Items listed in a dataset
-.-.-

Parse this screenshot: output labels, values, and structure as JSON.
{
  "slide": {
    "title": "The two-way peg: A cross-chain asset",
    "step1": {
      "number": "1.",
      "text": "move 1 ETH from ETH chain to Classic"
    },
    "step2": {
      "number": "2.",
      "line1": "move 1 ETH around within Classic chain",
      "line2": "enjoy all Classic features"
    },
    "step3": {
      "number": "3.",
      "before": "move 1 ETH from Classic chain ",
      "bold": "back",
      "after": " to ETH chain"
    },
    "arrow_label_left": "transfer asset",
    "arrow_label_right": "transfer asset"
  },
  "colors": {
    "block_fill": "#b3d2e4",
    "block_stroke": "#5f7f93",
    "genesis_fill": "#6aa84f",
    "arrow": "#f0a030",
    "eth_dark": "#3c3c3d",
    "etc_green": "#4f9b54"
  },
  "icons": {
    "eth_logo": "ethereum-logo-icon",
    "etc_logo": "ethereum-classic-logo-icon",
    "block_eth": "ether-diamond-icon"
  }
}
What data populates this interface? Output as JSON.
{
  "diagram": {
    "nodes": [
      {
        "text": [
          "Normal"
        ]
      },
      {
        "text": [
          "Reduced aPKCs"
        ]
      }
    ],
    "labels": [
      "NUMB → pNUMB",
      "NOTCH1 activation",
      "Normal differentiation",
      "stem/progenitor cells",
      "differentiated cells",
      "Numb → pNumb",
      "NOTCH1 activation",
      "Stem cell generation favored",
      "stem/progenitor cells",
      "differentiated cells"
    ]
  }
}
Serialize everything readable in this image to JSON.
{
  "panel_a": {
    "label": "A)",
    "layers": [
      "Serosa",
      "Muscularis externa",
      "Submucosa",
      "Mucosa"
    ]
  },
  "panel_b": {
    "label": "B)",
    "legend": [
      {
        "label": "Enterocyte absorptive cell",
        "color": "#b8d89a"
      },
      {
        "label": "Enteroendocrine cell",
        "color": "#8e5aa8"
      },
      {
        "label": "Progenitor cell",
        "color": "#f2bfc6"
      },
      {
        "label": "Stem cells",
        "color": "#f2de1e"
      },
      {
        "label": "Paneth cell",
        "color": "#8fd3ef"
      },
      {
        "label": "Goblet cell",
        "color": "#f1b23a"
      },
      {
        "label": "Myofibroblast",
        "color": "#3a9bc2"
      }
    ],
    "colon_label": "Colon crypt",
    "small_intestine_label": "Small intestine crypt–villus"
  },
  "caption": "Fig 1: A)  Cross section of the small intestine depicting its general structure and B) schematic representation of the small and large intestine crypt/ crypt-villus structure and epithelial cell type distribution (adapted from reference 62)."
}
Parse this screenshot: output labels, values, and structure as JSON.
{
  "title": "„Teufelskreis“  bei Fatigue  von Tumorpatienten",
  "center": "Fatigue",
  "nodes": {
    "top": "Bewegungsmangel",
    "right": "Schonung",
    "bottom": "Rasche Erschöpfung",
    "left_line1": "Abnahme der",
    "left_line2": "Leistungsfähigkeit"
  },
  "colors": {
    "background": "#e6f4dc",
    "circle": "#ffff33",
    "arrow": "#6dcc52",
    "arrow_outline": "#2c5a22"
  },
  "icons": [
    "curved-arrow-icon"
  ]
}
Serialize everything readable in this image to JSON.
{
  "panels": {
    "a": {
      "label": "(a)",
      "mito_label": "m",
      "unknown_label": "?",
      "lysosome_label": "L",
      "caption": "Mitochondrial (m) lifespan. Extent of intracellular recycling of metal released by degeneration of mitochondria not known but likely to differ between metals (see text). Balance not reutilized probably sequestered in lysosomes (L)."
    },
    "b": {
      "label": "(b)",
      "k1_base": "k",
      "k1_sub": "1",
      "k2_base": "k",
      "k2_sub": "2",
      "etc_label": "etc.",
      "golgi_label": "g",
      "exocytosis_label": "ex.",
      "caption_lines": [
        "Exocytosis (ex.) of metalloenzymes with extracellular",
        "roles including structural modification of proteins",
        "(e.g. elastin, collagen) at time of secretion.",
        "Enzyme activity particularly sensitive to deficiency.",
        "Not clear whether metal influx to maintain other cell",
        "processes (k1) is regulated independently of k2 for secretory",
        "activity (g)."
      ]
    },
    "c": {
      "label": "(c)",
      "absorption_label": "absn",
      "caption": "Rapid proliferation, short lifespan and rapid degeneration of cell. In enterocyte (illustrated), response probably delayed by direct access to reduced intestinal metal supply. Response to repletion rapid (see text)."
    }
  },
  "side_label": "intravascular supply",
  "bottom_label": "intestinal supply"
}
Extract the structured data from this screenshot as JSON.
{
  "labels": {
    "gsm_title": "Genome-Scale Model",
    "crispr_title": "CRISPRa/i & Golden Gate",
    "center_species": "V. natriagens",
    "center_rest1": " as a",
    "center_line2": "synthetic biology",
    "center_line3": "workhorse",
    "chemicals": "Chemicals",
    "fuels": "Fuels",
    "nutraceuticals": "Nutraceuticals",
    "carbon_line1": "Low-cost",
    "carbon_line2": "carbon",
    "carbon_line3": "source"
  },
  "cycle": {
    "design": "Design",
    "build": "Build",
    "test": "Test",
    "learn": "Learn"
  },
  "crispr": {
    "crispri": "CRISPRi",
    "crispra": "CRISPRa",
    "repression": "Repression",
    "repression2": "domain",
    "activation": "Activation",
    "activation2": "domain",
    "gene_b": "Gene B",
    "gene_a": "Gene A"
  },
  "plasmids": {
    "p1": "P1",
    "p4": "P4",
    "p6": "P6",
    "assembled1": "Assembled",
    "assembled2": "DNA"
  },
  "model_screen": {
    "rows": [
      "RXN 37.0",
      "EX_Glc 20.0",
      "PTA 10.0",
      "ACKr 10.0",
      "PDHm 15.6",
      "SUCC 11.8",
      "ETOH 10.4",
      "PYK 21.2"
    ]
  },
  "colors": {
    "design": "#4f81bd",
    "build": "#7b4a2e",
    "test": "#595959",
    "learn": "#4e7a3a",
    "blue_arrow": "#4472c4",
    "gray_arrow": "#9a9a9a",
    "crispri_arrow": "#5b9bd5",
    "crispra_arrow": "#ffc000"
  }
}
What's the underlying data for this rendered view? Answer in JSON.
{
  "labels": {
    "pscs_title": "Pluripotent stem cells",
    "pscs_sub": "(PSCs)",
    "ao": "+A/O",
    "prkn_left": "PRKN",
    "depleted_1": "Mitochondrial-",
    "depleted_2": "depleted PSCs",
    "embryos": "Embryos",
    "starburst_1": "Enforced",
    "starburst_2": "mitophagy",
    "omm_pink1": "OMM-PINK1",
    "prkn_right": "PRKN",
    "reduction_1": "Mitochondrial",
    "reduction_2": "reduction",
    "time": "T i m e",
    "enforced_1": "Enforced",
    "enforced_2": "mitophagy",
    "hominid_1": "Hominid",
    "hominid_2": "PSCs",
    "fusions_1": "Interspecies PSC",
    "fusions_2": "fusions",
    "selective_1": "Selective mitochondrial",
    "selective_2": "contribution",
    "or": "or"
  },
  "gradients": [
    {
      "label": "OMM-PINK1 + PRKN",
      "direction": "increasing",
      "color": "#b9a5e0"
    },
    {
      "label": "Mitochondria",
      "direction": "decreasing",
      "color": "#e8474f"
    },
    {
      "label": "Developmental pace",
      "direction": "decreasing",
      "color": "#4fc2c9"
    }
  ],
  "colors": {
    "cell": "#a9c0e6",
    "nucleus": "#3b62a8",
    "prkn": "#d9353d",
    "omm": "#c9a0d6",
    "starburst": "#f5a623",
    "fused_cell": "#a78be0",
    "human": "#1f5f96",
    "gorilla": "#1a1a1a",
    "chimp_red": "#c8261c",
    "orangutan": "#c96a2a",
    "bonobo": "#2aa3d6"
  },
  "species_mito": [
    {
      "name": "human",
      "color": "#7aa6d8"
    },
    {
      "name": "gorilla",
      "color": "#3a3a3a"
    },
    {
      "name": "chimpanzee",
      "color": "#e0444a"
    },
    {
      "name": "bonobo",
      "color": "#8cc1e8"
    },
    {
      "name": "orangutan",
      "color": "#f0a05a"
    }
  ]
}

-.-.-

# [Required work]
Return all lines from the data above with "name" in them.

# [Answer to this exercise]
      "name": "human",
      "name": "gorilla",
      "name": "chimpanzee",
      "name": "bonobo",
      "name": "orangutan",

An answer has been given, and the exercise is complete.